(Entries with figure data)

⁂

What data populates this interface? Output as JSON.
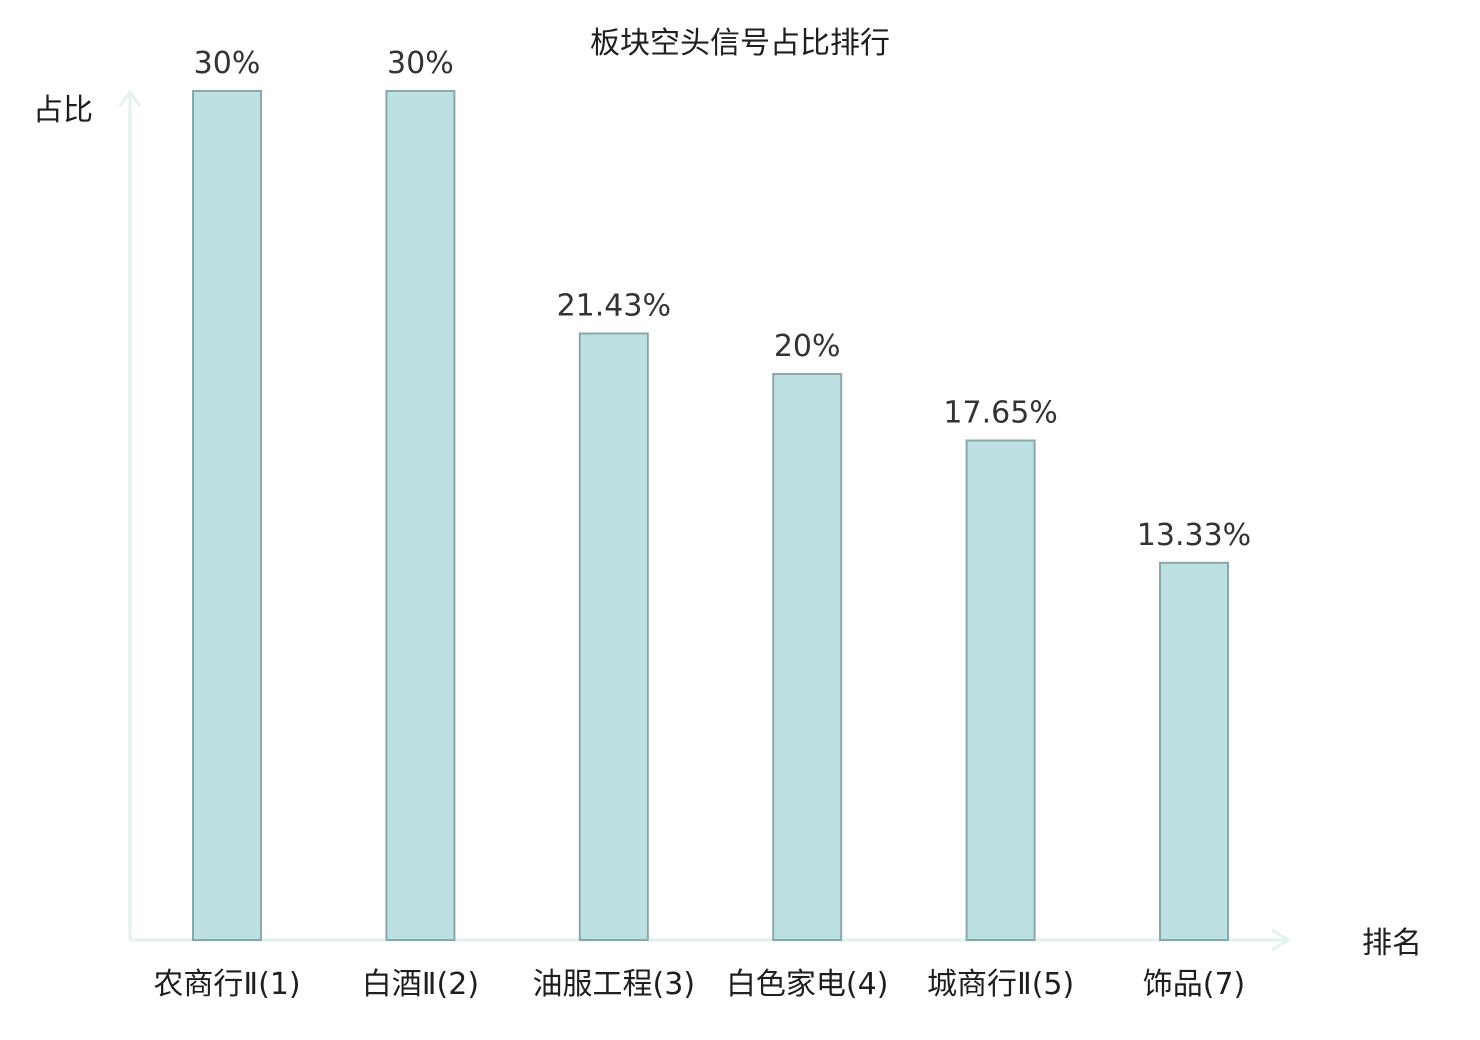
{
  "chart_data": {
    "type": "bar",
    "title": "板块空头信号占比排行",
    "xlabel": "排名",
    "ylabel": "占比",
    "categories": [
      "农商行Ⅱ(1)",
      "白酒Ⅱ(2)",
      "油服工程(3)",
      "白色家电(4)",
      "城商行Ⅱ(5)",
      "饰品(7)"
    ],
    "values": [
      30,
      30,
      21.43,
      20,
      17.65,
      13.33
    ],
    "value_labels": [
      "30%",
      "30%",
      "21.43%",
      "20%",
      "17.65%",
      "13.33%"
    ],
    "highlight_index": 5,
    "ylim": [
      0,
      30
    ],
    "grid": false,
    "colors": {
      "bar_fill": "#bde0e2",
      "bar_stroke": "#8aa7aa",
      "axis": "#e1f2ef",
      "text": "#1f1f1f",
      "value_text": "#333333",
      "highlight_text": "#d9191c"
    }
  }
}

⁂

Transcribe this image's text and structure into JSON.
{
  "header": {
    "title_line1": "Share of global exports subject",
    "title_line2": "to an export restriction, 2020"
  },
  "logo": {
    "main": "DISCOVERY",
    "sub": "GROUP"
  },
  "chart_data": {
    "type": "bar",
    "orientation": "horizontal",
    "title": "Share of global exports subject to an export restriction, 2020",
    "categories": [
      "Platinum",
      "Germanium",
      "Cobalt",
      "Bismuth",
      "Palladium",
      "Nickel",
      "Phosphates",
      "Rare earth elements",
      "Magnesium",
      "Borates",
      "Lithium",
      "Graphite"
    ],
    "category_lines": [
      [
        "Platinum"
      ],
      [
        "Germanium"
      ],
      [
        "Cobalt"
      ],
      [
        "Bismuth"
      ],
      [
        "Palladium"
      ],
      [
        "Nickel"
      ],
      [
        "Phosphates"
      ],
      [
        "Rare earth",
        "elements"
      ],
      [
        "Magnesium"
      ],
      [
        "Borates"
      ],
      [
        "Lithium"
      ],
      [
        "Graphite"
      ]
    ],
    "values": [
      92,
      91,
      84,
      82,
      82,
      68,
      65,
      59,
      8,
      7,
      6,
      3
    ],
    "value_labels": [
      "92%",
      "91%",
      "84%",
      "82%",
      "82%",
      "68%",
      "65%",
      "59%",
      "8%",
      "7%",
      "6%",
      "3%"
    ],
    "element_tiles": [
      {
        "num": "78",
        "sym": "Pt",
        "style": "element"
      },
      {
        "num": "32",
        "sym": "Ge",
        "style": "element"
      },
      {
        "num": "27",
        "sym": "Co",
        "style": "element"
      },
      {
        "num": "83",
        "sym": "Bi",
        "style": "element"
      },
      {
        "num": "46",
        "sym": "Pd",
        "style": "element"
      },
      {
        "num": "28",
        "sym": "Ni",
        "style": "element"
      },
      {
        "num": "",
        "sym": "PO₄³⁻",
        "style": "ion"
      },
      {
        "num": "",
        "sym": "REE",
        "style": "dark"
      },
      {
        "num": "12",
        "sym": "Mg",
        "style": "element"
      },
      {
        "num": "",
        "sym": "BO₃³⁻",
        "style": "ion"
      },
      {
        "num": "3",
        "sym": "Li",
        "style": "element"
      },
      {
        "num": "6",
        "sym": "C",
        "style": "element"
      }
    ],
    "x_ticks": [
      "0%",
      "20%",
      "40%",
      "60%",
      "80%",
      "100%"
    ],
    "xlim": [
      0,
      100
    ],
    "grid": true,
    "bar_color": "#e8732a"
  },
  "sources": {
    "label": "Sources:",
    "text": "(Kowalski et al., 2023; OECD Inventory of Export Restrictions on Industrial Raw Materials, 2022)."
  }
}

⁂

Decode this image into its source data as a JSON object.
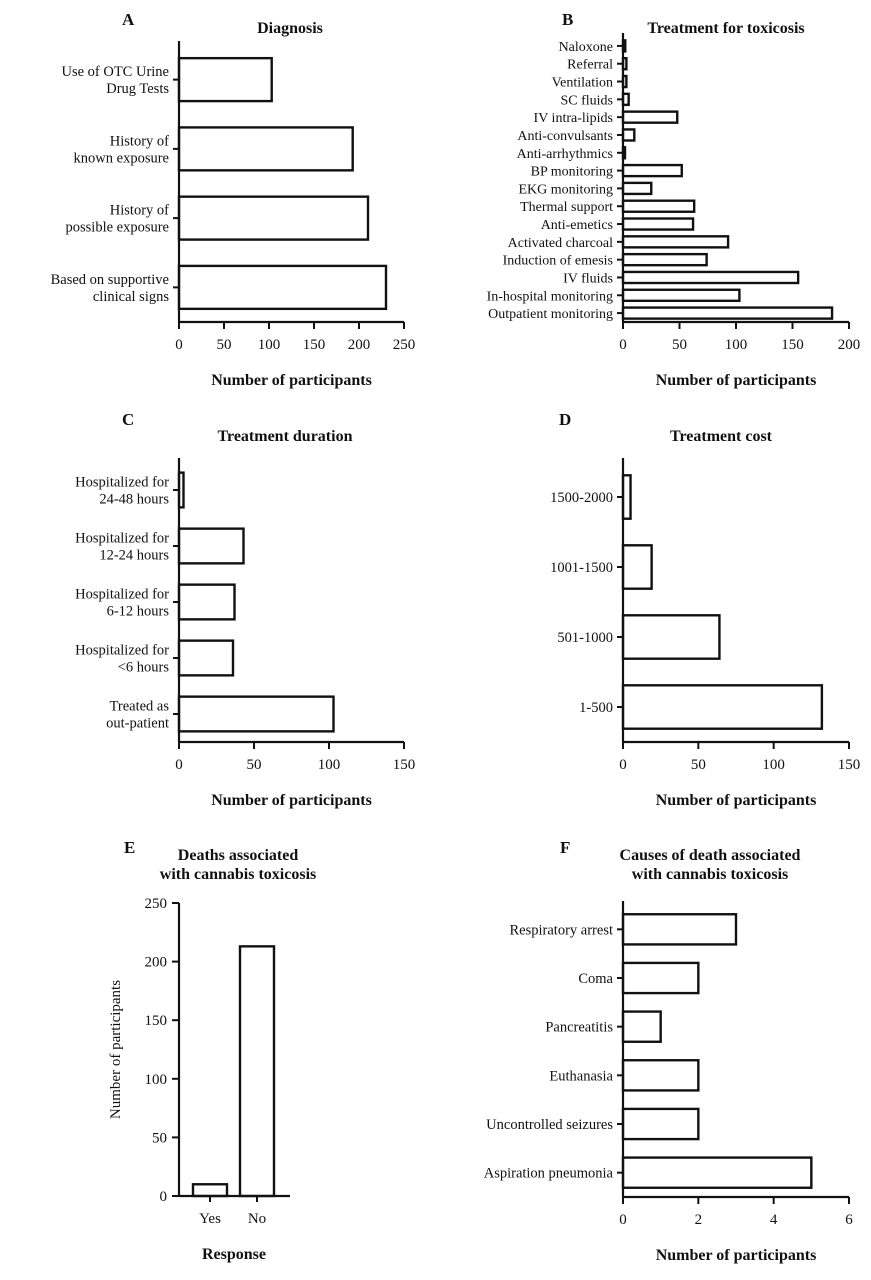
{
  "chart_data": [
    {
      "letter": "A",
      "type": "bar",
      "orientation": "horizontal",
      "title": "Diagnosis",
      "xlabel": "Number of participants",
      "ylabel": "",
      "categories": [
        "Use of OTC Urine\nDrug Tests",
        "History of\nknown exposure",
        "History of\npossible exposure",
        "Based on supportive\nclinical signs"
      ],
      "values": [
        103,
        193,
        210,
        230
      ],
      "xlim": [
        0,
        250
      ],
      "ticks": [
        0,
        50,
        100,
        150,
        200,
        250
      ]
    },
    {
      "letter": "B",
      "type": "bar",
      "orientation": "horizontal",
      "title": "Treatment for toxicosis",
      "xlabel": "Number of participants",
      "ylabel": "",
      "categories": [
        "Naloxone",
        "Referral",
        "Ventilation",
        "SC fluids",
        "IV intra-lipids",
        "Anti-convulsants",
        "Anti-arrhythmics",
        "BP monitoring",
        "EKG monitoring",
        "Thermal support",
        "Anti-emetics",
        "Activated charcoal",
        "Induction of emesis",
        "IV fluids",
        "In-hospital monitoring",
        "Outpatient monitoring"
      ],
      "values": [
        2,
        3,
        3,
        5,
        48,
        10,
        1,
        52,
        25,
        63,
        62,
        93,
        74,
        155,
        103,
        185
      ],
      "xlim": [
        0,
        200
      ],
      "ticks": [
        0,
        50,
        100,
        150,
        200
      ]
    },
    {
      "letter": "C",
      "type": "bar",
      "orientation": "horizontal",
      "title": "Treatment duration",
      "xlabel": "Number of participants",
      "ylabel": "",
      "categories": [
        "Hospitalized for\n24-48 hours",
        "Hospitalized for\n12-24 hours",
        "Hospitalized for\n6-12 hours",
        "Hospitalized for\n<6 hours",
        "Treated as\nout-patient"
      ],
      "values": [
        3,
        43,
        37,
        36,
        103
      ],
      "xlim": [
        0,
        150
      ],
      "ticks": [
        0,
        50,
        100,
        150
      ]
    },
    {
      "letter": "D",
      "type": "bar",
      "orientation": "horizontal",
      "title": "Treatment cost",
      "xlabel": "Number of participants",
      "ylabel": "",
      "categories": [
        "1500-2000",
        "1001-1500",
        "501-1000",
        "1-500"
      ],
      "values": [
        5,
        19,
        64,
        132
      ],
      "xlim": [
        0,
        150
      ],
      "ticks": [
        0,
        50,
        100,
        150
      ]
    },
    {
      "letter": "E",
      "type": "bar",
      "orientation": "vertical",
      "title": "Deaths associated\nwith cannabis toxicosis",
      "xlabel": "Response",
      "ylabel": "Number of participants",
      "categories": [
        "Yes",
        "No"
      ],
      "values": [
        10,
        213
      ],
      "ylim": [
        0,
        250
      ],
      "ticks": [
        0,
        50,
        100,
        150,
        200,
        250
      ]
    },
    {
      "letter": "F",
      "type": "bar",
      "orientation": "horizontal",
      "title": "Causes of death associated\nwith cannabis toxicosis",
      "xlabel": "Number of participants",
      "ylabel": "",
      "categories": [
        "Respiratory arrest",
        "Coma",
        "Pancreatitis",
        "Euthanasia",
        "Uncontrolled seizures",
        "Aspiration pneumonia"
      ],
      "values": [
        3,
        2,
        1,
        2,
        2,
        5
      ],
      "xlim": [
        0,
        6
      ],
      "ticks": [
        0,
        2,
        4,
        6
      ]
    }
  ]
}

⁂

[To be done]
Filter out every line that lacks the word "associated", and copy the rest.

[Result for this task]
      "title": "Deaths associated\nwith cannabis toxicosis",
      "title": "Causes of death associated\nwith cannabis toxicosis",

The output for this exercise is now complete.